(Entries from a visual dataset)
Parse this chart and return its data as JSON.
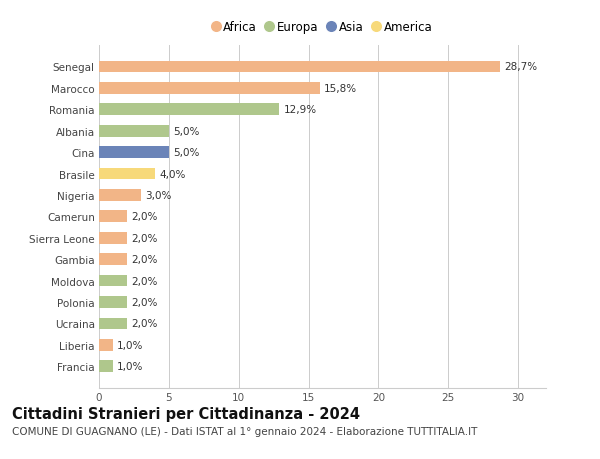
{
  "countries": [
    "Senegal",
    "Marocco",
    "Romania",
    "Albania",
    "Cina",
    "Brasile",
    "Nigeria",
    "Camerun",
    "Sierra Leone",
    "Gambia",
    "Moldova",
    "Polonia",
    "Ucraina",
    "Liberia",
    "Francia"
  ],
  "values": [
    28.7,
    15.8,
    12.9,
    5.0,
    5.0,
    4.0,
    3.0,
    2.0,
    2.0,
    2.0,
    2.0,
    2.0,
    2.0,
    1.0,
    1.0
  ],
  "labels": [
    "28,7%",
    "15,8%",
    "12,9%",
    "5,0%",
    "5,0%",
    "4,0%",
    "3,0%",
    "2,0%",
    "2,0%",
    "2,0%",
    "2,0%",
    "2,0%",
    "2,0%",
    "1,0%",
    "1,0%"
  ],
  "colors": [
    "#F2B587",
    "#F2B587",
    "#AFC78C",
    "#AFC78C",
    "#6B84B8",
    "#F7D97A",
    "#F2B587",
    "#F2B587",
    "#F2B587",
    "#F2B587",
    "#AFC78C",
    "#AFC78C",
    "#AFC78C",
    "#F2B587",
    "#AFC78C"
  ],
  "legend": [
    {
      "label": "Africa",
      "color": "#F2B587"
    },
    {
      "label": "Europa",
      "color": "#AFC78C"
    },
    {
      "label": "Asia",
      "color": "#6B84B8"
    },
    {
      "label": "America",
      "color": "#F7D97A"
    }
  ],
  "title": "Cittadini Stranieri per Cittadinanza - 2024",
  "subtitle": "COMUNE DI GUAGNANO (LE) - Dati ISTAT al 1° gennaio 2024 - Elaborazione TUTTITALIA.IT",
  "xlim": [
    0,
    32
  ],
  "xticks": [
    0,
    5,
    10,
    15,
    20,
    25,
    30
  ],
  "bg_color": "#ffffff",
  "grid_color": "#cccccc",
  "title_fontsize": 10.5,
  "subtitle_fontsize": 7.5,
  "label_fontsize": 7.5,
  "tick_fontsize": 7.5,
  "bar_height": 0.55
}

**The request**: Without including any picture, repeat the data exactly.

**Exercise result**:
Parse this chart and return its data as JSON.
{
  "countries": [
    "Senegal",
    "Marocco",
    "Romania",
    "Albania",
    "Cina",
    "Brasile",
    "Nigeria",
    "Camerun",
    "Sierra Leone",
    "Gambia",
    "Moldova",
    "Polonia",
    "Ucraina",
    "Liberia",
    "Francia"
  ],
  "values": [
    28.7,
    15.8,
    12.9,
    5.0,
    5.0,
    4.0,
    3.0,
    2.0,
    2.0,
    2.0,
    2.0,
    2.0,
    2.0,
    1.0,
    1.0
  ],
  "labels": [
    "28,7%",
    "15,8%",
    "12,9%",
    "5,0%",
    "5,0%",
    "4,0%",
    "3,0%",
    "2,0%",
    "2,0%",
    "2,0%",
    "2,0%",
    "2,0%",
    "2,0%",
    "1,0%",
    "1,0%"
  ],
  "colors": [
    "#F2B587",
    "#F2B587",
    "#AFC78C",
    "#AFC78C",
    "#6B84B8",
    "#F7D97A",
    "#F2B587",
    "#F2B587",
    "#F2B587",
    "#F2B587",
    "#AFC78C",
    "#AFC78C",
    "#AFC78C",
    "#F2B587",
    "#AFC78C"
  ],
  "legend": [
    {
      "label": "Africa",
      "color": "#F2B587"
    },
    {
      "label": "Europa",
      "color": "#AFC78C"
    },
    {
      "label": "Asia",
      "color": "#6B84B8"
    },
    {
      "label": "America",
      "color": "#F7D97A"
    }
  ],
  "title": "Cittadini Stranieri per Cittadinanza - 2024",
  "subtitle": "COMUNE DI GUAGNANO (LE) - Dati ISTAT al 1° gennaio 2024 - Elaborazione TUTTITALIA.IT",
  "xlim": [
    0,
    32
  ],
  "xticks": [
    0,
    5,
    10,
    15,
    20,
    25,
    30
  ],
  "bg_color": "#ffffff",
  "grid_color": "#cccccc",
  "title_fontsize": 10.5,
  "subtitle_fontsize": 7.5,
  "label_fontsize": 7.5,
  "tick_fontsize": 7.5,
  "bar_height": 0.55
}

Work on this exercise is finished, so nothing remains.